- Provided passage -
•••

Subsequently, just months before the upcoming PE, the government pushed through various amendments to the EP that include setting aside reserve election for minority candidates if no President of that minority race was produced after 5 consecutive terms, as well as increasing the qualifying criteria for the top executive of private companies. The top executive now needs to run a business with at least $500 million in shareholders’ equity compared to $100 million in paid up capital previously. The previously very high barrier, has now been set to extraordinarily very high.

The government has now declared PE2017 to be a reserved election for Malays (counting 5 terms from President Wee). The candidate will be from a very, very short list, and most likely from the public sector (i.e. political appointees).

I find it a big letdown that Dr Tan, who was found eligible to contest in 2011, contested vigorously, and who continued to show interest since then to contest again, is now disqualified on various counts.

The government had pushed for the clause to have reserve elections for minority on the reason that voting is very much race-based. Well, we had minority candidates winning in elections against the majority chinese race in single seat contests many times since independence. Recent ones include Mr Murali Pillai in the 2016 Bukit Batok by-election and Mr Michael Palmer in Punggol East in GE2011. Both won very comfortably. Even opposition politician, the late Mr J. B. Jeyaretnam won in a 3-corner fight in the 1981 Anson by-election.

The government had never put forth a Malay candidate since the first PE in 1993, even when we had two consecutive walk-overs with only one candidate each time. Now it has decided that it is important to ensure minority representation and passed the reserve election amendment.

•••

- Actions to take -
1. Translate this sentence from the commentary on the reserved presidential election into Spanish: "The government has now declared PE2017 to be a reserved election for Malays (counting 5 terms from President Wee)."
2. Continue the commentary on the reserved presidential election, picking up after its final sentence.

Stored records
•••

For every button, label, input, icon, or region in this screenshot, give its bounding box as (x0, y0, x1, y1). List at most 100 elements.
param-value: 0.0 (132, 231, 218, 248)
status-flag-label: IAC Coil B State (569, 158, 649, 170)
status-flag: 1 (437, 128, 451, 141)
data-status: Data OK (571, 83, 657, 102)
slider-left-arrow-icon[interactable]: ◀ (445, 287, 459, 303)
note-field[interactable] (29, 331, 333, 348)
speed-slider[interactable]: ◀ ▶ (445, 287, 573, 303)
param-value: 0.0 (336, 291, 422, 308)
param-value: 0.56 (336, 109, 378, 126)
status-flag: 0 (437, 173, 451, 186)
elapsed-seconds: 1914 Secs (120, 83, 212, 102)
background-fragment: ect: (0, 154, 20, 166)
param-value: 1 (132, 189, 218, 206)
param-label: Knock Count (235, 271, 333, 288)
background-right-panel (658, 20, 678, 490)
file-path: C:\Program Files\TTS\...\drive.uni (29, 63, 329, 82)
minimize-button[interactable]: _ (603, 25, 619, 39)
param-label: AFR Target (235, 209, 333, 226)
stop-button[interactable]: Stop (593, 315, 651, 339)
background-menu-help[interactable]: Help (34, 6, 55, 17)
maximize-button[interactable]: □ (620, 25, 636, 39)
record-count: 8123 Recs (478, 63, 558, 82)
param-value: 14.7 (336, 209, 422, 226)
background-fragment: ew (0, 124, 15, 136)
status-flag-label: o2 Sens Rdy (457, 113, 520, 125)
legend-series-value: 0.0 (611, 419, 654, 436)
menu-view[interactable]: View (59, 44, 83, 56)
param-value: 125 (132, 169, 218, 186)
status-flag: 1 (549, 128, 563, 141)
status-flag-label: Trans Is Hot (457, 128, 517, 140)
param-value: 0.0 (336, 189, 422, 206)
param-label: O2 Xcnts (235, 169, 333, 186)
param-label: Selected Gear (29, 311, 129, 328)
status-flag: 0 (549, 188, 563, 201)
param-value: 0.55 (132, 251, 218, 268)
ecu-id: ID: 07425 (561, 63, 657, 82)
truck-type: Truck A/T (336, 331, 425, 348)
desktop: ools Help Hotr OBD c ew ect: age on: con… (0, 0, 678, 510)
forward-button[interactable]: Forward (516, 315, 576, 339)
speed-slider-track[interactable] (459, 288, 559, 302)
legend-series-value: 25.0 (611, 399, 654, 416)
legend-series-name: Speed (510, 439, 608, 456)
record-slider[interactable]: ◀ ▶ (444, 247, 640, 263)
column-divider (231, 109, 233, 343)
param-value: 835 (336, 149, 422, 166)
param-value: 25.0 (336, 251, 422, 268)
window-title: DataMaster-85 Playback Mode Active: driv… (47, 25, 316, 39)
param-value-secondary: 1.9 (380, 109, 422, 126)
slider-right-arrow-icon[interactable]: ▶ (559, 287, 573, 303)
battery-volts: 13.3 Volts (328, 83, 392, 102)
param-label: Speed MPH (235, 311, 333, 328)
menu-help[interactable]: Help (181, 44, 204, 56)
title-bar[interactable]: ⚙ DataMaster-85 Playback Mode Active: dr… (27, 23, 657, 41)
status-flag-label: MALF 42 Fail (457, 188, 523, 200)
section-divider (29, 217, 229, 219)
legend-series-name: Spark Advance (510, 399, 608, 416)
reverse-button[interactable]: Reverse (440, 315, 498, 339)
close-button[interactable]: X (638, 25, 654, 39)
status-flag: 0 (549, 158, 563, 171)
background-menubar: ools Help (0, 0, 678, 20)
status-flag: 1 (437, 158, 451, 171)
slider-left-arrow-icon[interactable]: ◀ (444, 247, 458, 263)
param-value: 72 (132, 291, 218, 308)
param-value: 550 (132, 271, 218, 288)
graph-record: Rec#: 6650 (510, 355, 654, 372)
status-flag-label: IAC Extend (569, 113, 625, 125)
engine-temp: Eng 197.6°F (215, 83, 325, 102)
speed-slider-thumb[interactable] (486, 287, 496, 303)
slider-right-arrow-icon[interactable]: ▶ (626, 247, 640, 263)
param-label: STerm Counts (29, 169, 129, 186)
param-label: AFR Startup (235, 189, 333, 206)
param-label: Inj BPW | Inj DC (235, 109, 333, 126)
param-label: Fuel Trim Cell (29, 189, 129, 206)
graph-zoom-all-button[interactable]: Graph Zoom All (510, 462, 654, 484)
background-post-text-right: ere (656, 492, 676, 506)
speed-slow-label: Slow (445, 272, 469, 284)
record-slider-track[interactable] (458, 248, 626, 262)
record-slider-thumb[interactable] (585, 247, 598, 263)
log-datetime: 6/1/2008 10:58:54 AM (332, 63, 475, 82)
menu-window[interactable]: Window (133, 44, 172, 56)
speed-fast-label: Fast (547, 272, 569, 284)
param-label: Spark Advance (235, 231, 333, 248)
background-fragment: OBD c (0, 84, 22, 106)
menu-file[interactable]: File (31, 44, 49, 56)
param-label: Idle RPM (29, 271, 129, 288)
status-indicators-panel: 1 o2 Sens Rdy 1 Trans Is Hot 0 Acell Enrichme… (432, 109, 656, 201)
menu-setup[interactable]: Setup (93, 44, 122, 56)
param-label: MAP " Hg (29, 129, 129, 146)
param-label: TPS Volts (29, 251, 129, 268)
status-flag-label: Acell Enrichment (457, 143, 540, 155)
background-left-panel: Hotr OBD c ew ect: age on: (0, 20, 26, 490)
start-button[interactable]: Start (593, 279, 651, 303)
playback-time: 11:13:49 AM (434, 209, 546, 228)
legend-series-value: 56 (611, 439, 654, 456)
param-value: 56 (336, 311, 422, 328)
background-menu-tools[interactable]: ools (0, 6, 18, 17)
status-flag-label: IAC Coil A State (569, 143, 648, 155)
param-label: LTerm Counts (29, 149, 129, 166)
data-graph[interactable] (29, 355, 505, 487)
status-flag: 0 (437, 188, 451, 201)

•••

- Results in order -
1. El gobierno ha declarado ahora que la PE2017 será una elección reservada para malayos (contando 5 mandatos desde el presidente Wee).

2.
There’s nothing to prevent the government from recognising President Ong as the first EP and having the upcoming PE2017 as an open election. It can still put forth a Malay candidate. If it is as widely speculated to be Madam Halimah Yacob, the current Speaker of Parliament, the government should have confidence that she can stand her ground in an open election. She has won comfortably in four general elections and has high standing in the eyes of Singaporeans of all races. Many Singaporeans, myself included, do want to have minorities as Presidents. It will be truly a missed opportunity if we do not allow a highly suitable Malay candidate to become president on his/her own merits in an open election. It will quell the constant speculation that Singaporeans are immature and will vote along racial lines. Imagine if President Obama had somehow (although so unimaginable in the context of USA) been engineered into the White House because of rules safeguarding minority participation in politics, would he have been the popular president of all Americans that he was throughout his two terms of office?

AGC may have their reasons for the recommendation but the government should find the courage to allow an open election, which it can if it considers President Ong to be the first EP. Then the EP office will be more respected. If it wishes to play safe and only have preferred persons to be in office, let’s just dispense with the EP and revert back to having nominated Presidents, which had served us well for so long and had given us good and popular Presidents.

PE2017, with at least two interested and popular candidates contesting, would have rekindled Singaporeans’ interest in the office of EP. Instead, the response by the government to Dr Tan’s request for clarity and call for open election, is that Dr Tan’s comments did not require a response.

Sending the right signals

We have often heard, “Do what I say, but don’t do as I do.”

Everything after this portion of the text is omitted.